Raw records
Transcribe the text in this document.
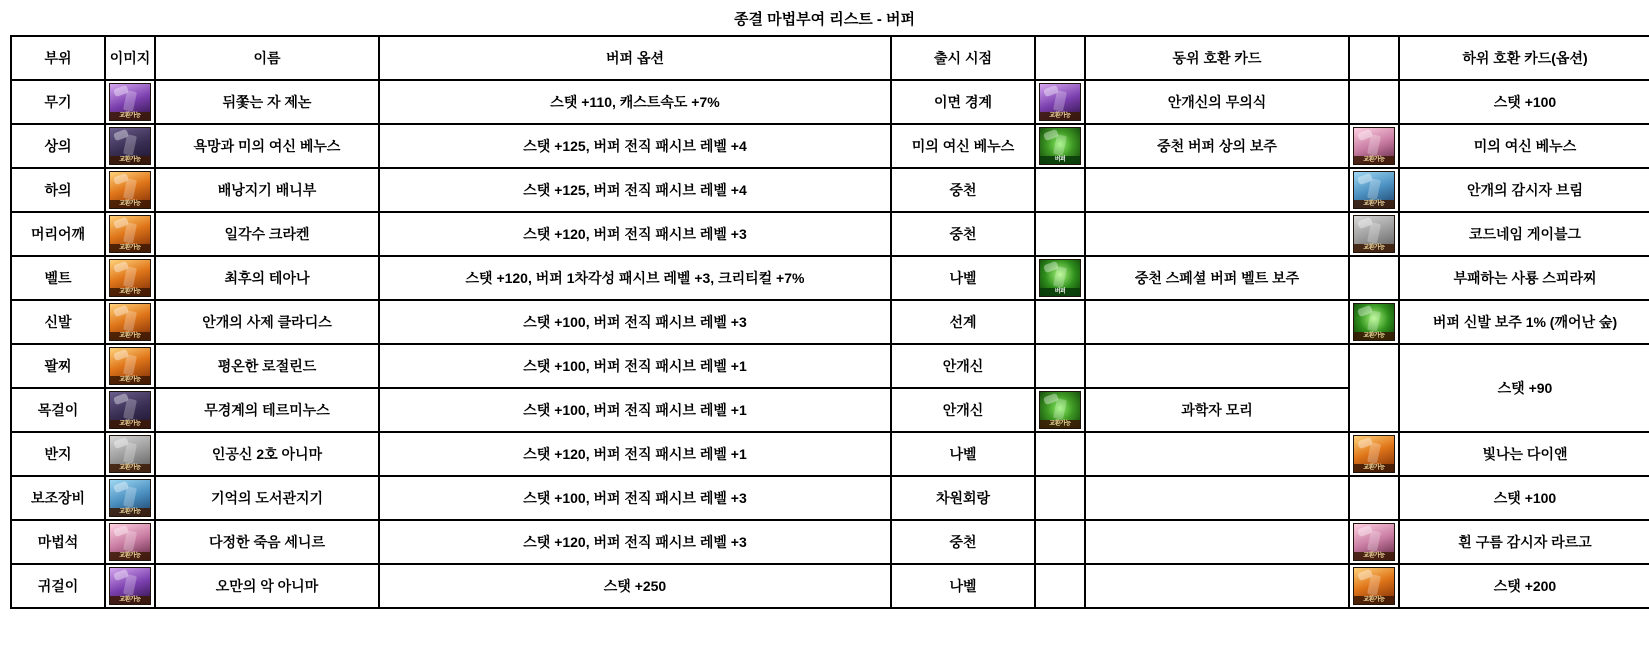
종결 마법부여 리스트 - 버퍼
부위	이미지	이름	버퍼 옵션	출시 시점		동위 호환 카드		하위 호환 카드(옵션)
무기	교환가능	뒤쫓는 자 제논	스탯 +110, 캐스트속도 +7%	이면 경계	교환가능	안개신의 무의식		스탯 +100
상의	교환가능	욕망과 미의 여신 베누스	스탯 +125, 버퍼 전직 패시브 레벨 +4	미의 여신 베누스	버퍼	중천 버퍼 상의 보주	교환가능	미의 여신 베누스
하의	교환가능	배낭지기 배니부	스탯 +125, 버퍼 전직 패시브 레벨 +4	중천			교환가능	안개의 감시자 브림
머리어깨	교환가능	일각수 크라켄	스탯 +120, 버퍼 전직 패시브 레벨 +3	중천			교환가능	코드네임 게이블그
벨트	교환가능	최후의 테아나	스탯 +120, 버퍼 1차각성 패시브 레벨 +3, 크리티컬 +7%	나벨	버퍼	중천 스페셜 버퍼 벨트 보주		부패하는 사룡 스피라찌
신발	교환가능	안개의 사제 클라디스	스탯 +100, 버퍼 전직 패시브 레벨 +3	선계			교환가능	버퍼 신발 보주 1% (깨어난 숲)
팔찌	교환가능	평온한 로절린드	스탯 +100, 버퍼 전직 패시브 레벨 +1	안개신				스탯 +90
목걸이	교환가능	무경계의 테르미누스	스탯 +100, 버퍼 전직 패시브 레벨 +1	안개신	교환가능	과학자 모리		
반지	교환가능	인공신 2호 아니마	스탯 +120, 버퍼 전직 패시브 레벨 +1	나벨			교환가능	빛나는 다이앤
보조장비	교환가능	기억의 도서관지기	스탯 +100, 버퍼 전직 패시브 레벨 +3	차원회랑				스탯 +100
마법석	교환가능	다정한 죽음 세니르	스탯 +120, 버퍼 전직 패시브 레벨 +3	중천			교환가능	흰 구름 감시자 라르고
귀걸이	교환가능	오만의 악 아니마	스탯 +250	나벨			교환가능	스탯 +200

_Stated task_
Of all the lines in the listing above, how many contain the word "교환가능"? Answer with the number alone.

_Expected output_
12